----- Data supplied

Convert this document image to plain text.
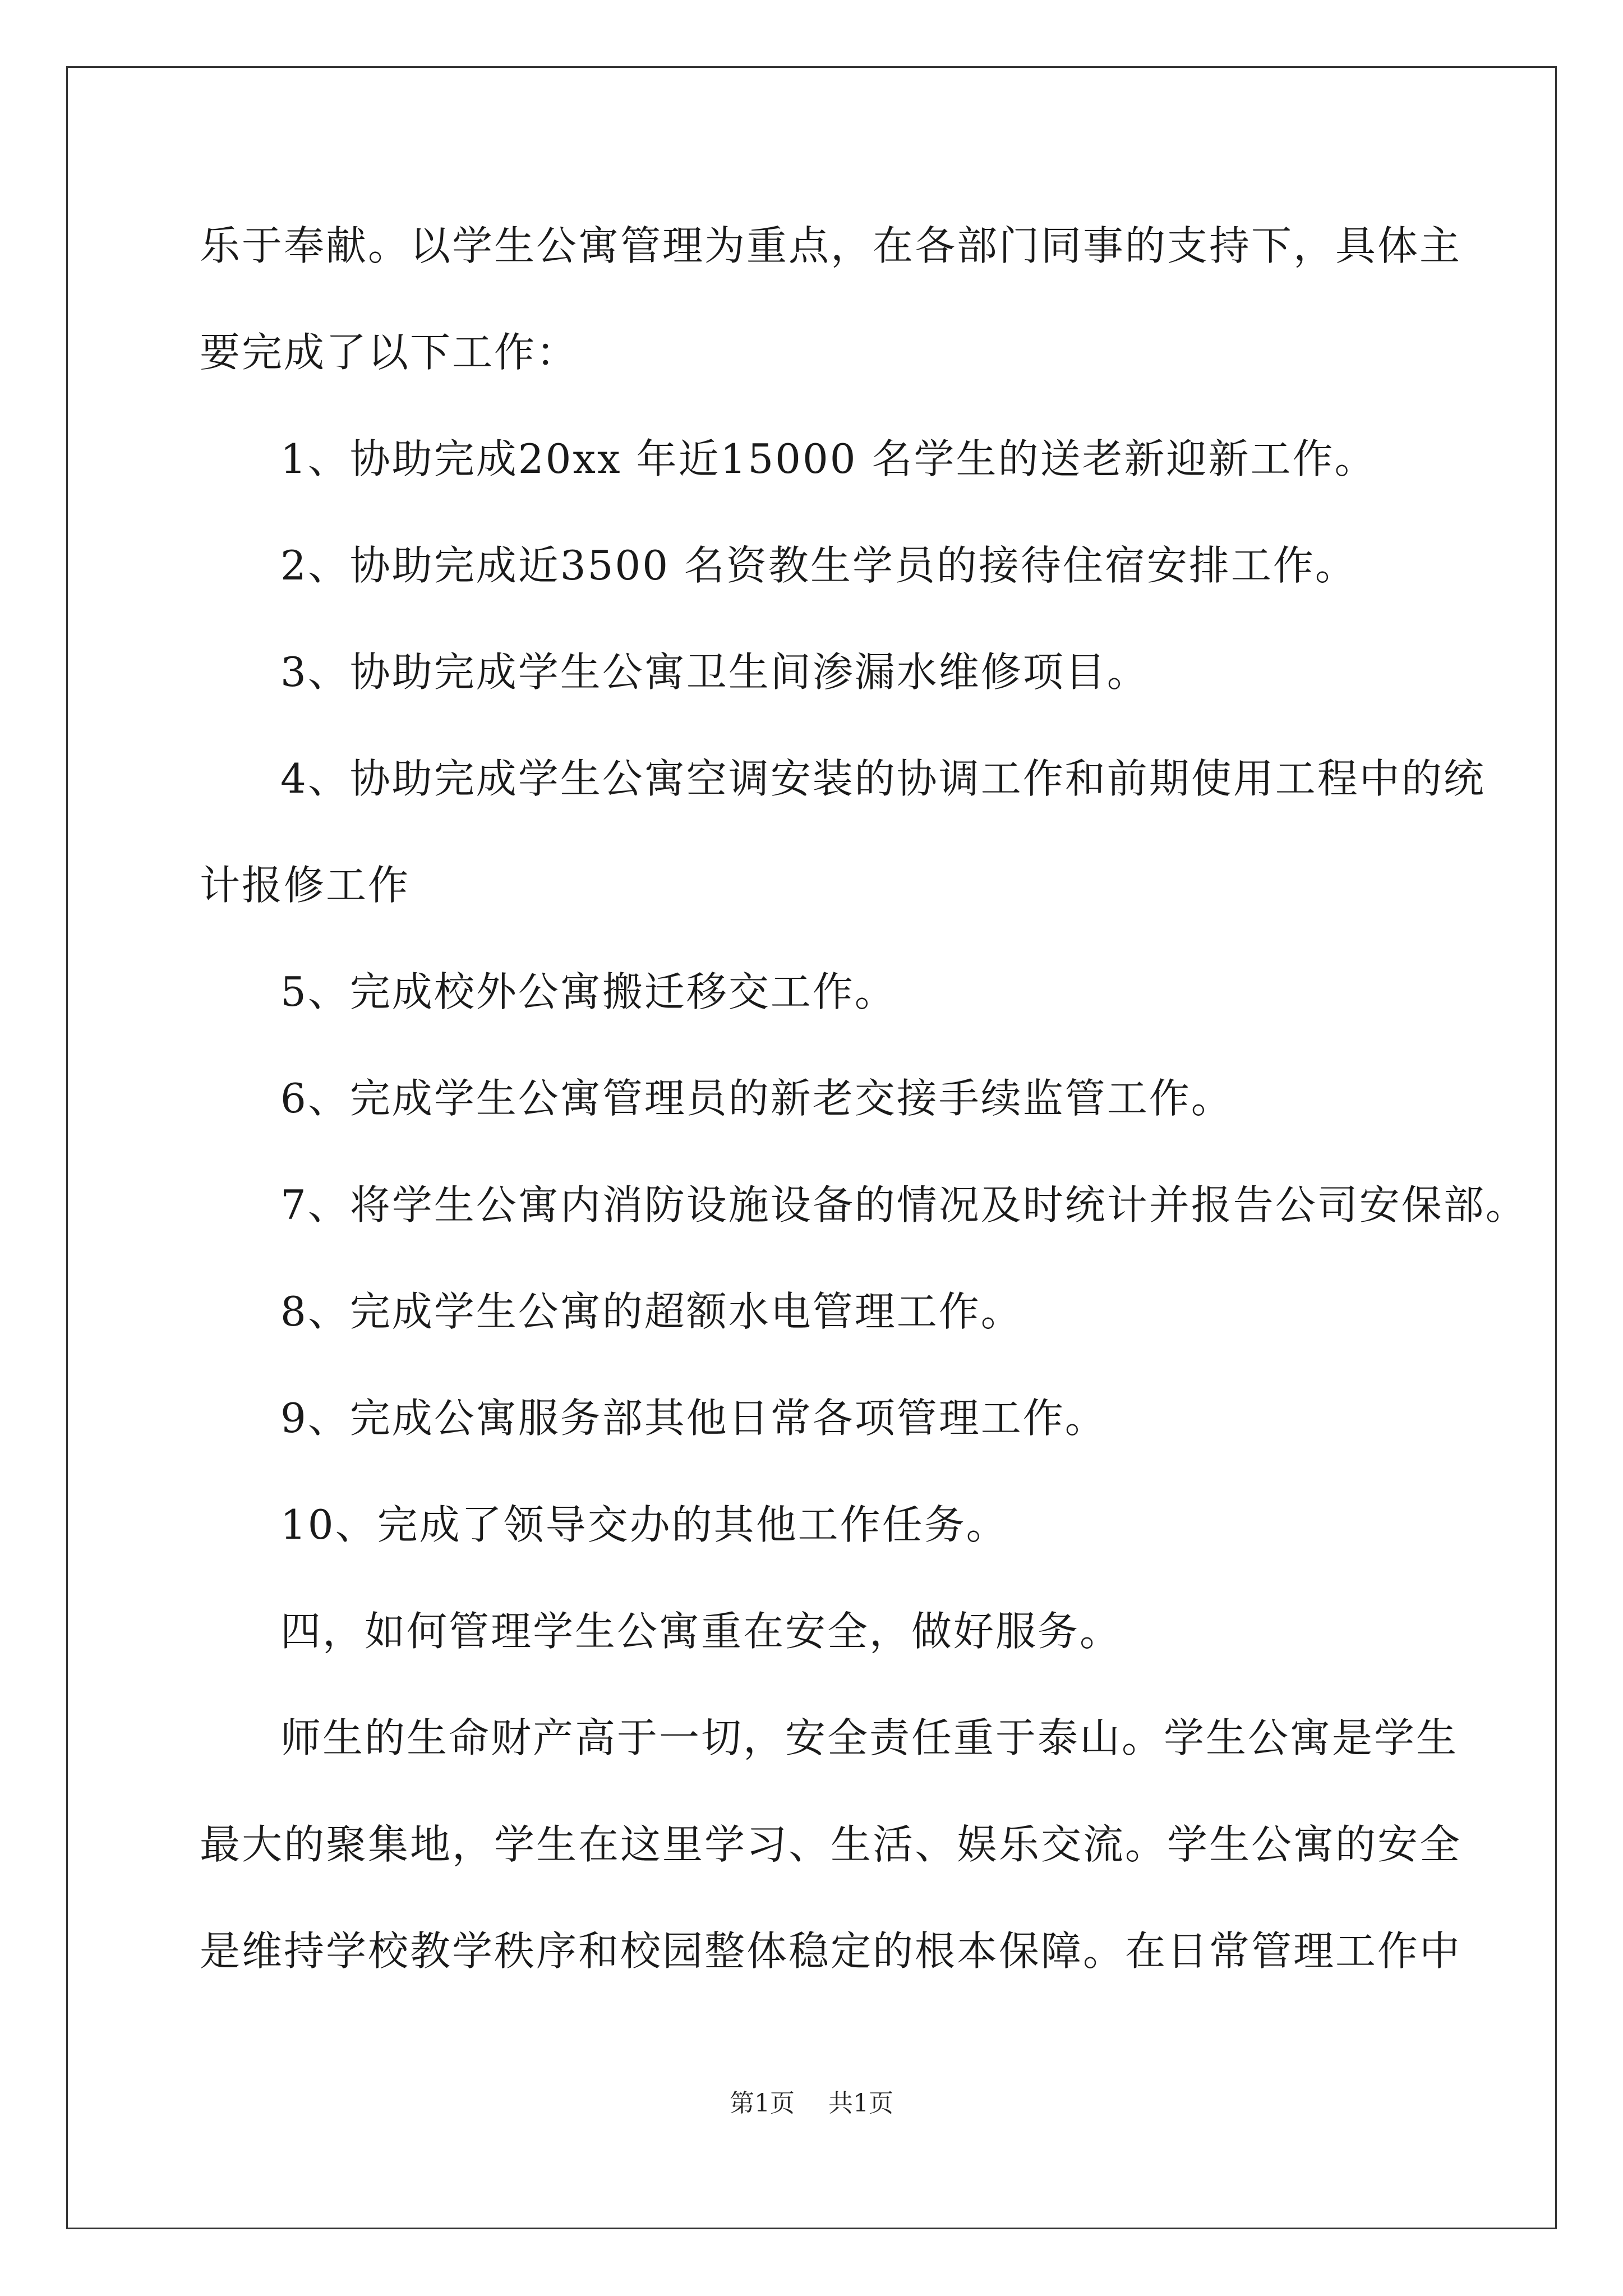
乐于奉献。以学生公寓管理为重点，在各部门同事的支持下，具体主
要完成了以下工作：
1、协助完成20xx 年近15000 名学生的送老新迎新工作。
2、协助完成近3500 名资教生学员的接待住宿安排工作。
3、协助完成学生公寓卫生间渗漏水维修项目。
4、协助完成学生公寓空调安装的协调工作和前期使用工程中的统
计报修工作
5、完成校外公寓搬迁移交工作。
6、完成学生公寓管理员的新老交接手续监管工作。
7、将学生公寓内消防设施设备的情况及时统计并报告公司安保部。
8、完成学生公寓的超额水电管理工作。
9、完成公寓服务部其他日常各项管理工作。
10、完成了领导交办的其他工作任务。
四，如何管理学生公寓重在安全，做好服务。
师生的生命财产高于一切，安全责任重于泰山。学生公寓是学生
最大的聚集地，学生在这里学习、生活、娱乐交流。学生公寓的安全
是维持学校教学秩序和校园整体稳定的根本保障。在日常管理工作中
第1页 共1页
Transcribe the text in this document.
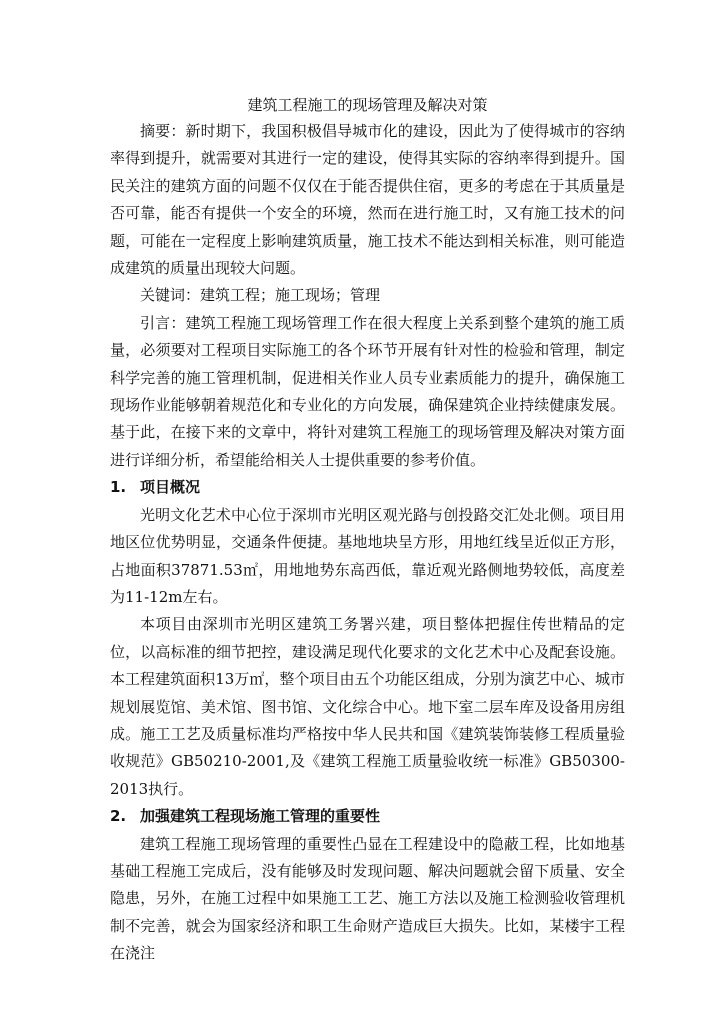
建筑工程施工的现场管理及解决对策

摘要：新时期下，我国积极倡导城市化的建设，因此为了使得城市的容纳率得到提升，就需要对其进行一定的建设，使得其实际的容纳率得到提升。国民关注的建筑方面的问题不仅仅在于能否提供住宿，更多的考虑在于其质量是否可靠，能否有提供一个安全的环境，然而在进行施工时，又有施工技术的问题，可能在一定程度上影响建筑质量，施工技术不能达到相关标准，则可能造成建筑的质量出现较大问题。

关键词：建筑工程；施工现场；管理

引言：建筑工程施工现场管理工作在很大程度上关系到整个建筑的施工质量，必须要对工程项目实际施工的各个环节开展有针对性的检验和管理，制定科学完善的施工管理机制，促进相关作业人员专业素质能力的提升，确保施工现场作业能够朝着规范化和专业化的方向发展，确保建筑企业持续健康发展。基于此，在接下来的文章中，将针对建筑工程施工的现场管理及解决对策方面进行详细分析，希望能给相关人士提供重要的参考价值。

1. 项目概况

光明文化艺术中心位于深圳市光明区观光路与创投路交汇处北侧。项目用地区位优势明显，交通条件便捷。基地地块呈方形，用地红线呈近似正方形，占地面积37871.53㎡，用地地势东高西低，靠近观光路侧地势较低，高度差为11-12m左右。

本项目由深圳市光明区建筑工务署兴建，项目整体把握住传世精品的定位，以高标准的细节把控，建设满足现代化要求的文化艺术中心及配套设施。本工程建筑面积13万㎡，整个项目由五个功能区组成，分别为演艺中心、城市规划展览馆、美术馆、图书馆、文化综合中心。地下室二层车库及设备用房组成。施工工艺及质量标准均严格按中华人民共和国《建筑装饰装修工程质量验收规范》GB50210-2001,及《建筑工程施工质量验收统一标准》GB50300-2013执行。

2. 加强建筑工程现场施工管理的重要性

建筑工程施工现场管理的重要性凸显在工程建设中的隐蔽工程，比如地基基础工程施工完成后，没有能够及时发现问题、解决问题就会留下质量、安全隐患，另外，在施工过程中如果施工工艺、施工方法以及施工检测验收管理机制不完善，就会为国家经济和职工生命财产造成巨大损失。比如，某楼宇工程在浇注
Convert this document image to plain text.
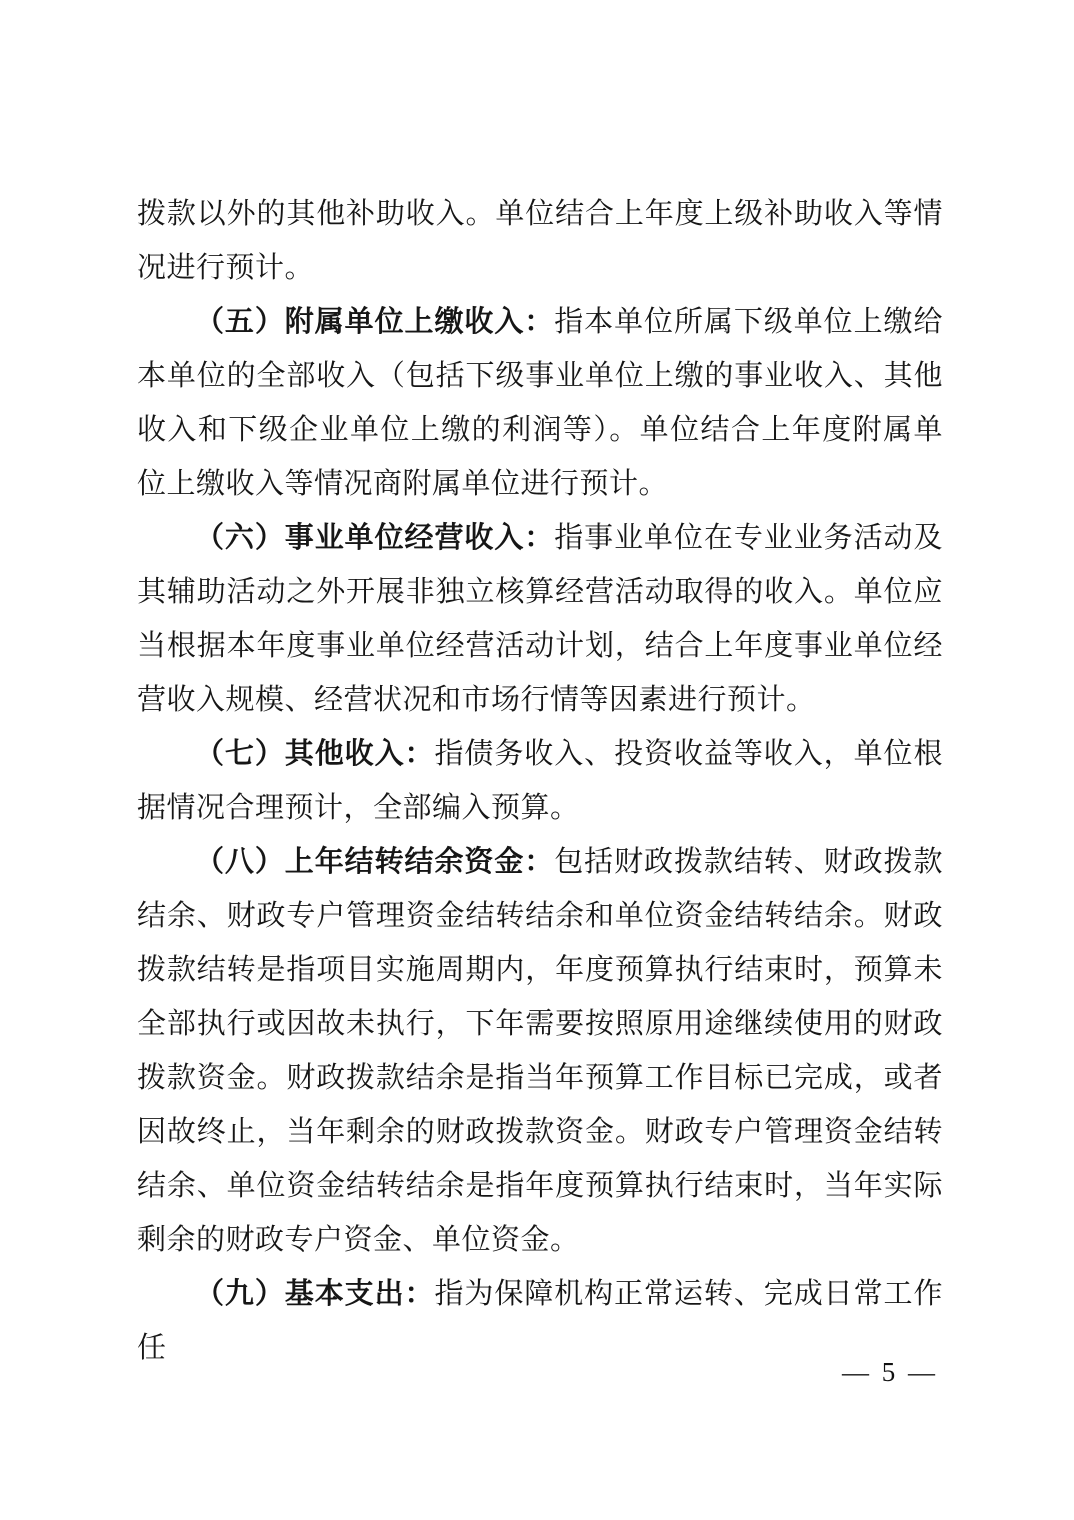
拨款以外的其他补助收入。单位结合上年度上级补助收入等情况进行预计。

（五）附属单位上缴收入：指本单位所属下级单位上缴给本单位的全部收入（包括下级事业单位上缴的事业收入、其他收入和下级企业单位上缴的利润等）。单位结合上年度附属单位上缴收入等情况商附属单位进行预计。

（六）事业单位经营收入：指事业单位在专业业务活动及其辅助活动之外开展非独立核算经营活动取得的收入。单位应当根据本年度事业单位经营活动计划，结合上年度事业单位经营收入规模、经营状况和市场行情等因素进行预计。

（七）其他收入：指债务收入、投资收益等收入，单位根据情况合理预计，全部编入预算。

（八）上年结转结余资金：包括财政拨款结转、财政拨款结余、财政专户管理资金结转结余和单位资金结转结余。财政拨款结转是指项目实施周期内，年度预算执行结束时，预算未全部执行或因故未执行，下年需要按照原用途继续使用的财政拨款资金。财政拨款结余是指当年预算工作目标已完成，或者因故终止，当年剩余的财政拨款资金。财政专户管理资金结转结余、单位资金结转结余是指年度预算执行结束时，当年实际剩余的财政专户资金、单位资金。

（九）基本支出：指为保障机构正常运转、完成日常工作任

— 5 —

----------

Without including any pictures, reproduce the listing exactly.

Exercise answer:
Convert this document image to plain text.
乐于奉献。以学生公寓管理为重点，在各部门同事的支持下，具体主
要完成了以下工作：
1、协助完成20xx 年近15000 名学生的送老新迎新工作。
2、协助完成近3500 名资教生学员的接待住宿安排工作。
3、协助完成学生公寓卫生间渗漏水维修项目。
4、协助完成学生公寓空调安装的协调工作和前期使用工程中的统
计报修工作
5、完成校外公寓搬迁移交工作。
6、完成学生公寓管理员的新老交接手续监管工作。
7、将学生公寓内消防设施设备的情况及时统计并报告公司安保部。
8、完成学生公寓的超额水电管理工作。
9、完成公寓服务部其他日常各项管理工作。
10、完成了领导交办的其他工作任务。
四，如何管理学生公寓重在安全，做好服务。
师生的生命财产高于一切，安全责任重于泰山。学生公寓是学生
最大的聚集地，学生在这里学习、生活、娱乐交流。学生公寓的安全
是维持学校教学秩序和校园整体稳定的根本保障。在日常管理工作中
第1页 共1页
Transcribe the text in this document.
建筑工程施工的现场管理及解决对策

摘要：新时期下，我国积极倡导城市化的建设，因此为了使得城市的容纳率得到提升，就需要对其进行一定的建设，使得其实际的容纳率得到提升。国民关注的建筑方面的问题不仅仅在于能否提供住宿，更多的考虑在于其质量是否可靠，能否有提供一个安全的环境，然而在进行施工时，又有施工技术的问题，可能在一定程度上影响建筑质量，施工技术不能达到相关标准，则可能造成建筑的质量出现较大问题。

关键词：建筑工程；施工现场；管理

引言：建筑工程施工现场管理工作在很大程度上关系到整个建筑的施工质量，必须要对工程项目实际施工的各个环节开展有针对性的检验和管理，制定科学完善的施工管理机制，促进相关作业人员专业素质能力的提升，确保施工现场作业能够朝着规范化和专业化的方向发展，确保建筑企业持续健康发展。基于此，在接下来的文章中，将针对建筑工程施工的现场管理及解决对策方面进行详细分析，希望能给相关人士提供重要的参考价值。

1. 项目概况

光明文化艺术中心位于深圳市光明区观光路与创投路交汇处北侧。项目用地区位优势明显，交通条件便捷。基地地块呈方形，用地红线呈近似正方形，占地面积37871.53㎡，用地地势东高西低，靠近观光路侧地势较低，高度差为11-12m左右。

本项目由深圳市光明区建筑工务署兴建，项目整体把握住传世精品的定位，以高标准的细节把控，建设满足现代化要求的文化艺术中心及配套设施。本工程建筑面积13万㎡，整个项目由五个功能区组成，分别为演艺中心、城市规划展览馆、美术馆、图书馆、文化综合中心。地下室二层车库及设备用房组成。施工工艺及质量标准均严格按中华人民共和国《建筑装饰装修工程质量验收规范》GB50210-2001,及《建筑工程施工质量验收统一标准》GB50300-2013执行。

2. 加强建筑工程现场施工管理的重要性

建筑工程施工现场管理的重要性凸显在工程建设中的隐蔽工程，比如地基基础工程施工完成后，没有能够及时发现问题、解决问题就会留下质量、安全隐患，另外，在施工过程中如果施工工艺、施工方法以及施工检测验收管理机制不完善，就会为国家经济和职工生命财产造成巨大损失。比如，某楼宇工程在浇注
Convert this document image to plain text.
拨款以外的其他补助收入。单位结合上年度上级补助收入等情况进行预计。

（五）附属单位上缴收入：指本单位所属下级单位上缴给本单位的全部收入（包括下级事业单位上缴的事业收入、其他收入和下级企业单位上缴的利润等）。单位结合上年度附属单位上缴收入等情况商附属单位进行预计。

（六）事业单位经营收入：指事业单位在专业业务活动及其辅助活动之外开展非独立核算经营活动取得的收入。单位应当根据本年度事业单位经营活动计划，结合上年度事业单位经营收入规模、经营状况和市场行情等因素进行预计。

（七）其他收入：指债务收入、投资收益等收入，单位根据情况合理预计，全部编入预算。

（八）上年结转结余资金：包括财政拨款结转、财政拨款结余、财政专户管理资金结转结余和单位资金结转结余。财政拨款结转是指项目实施周期内，年度预算执行结束时，预算未全部执行或因故未执行，下年需要按照原用途继续使用的财政拨款资金。财政拨款结余是指当年预算工作目标已完成，或者因故终止，当年剩余的财政拨款资金。财政专户管理资金结转结余、单位资金结转结余是指年度预算执行结束时，当年实际剩余的财政专户资金、单位资金。

（九）基本支出：指为保障机构正常运转、完成日常工作任

— 5 —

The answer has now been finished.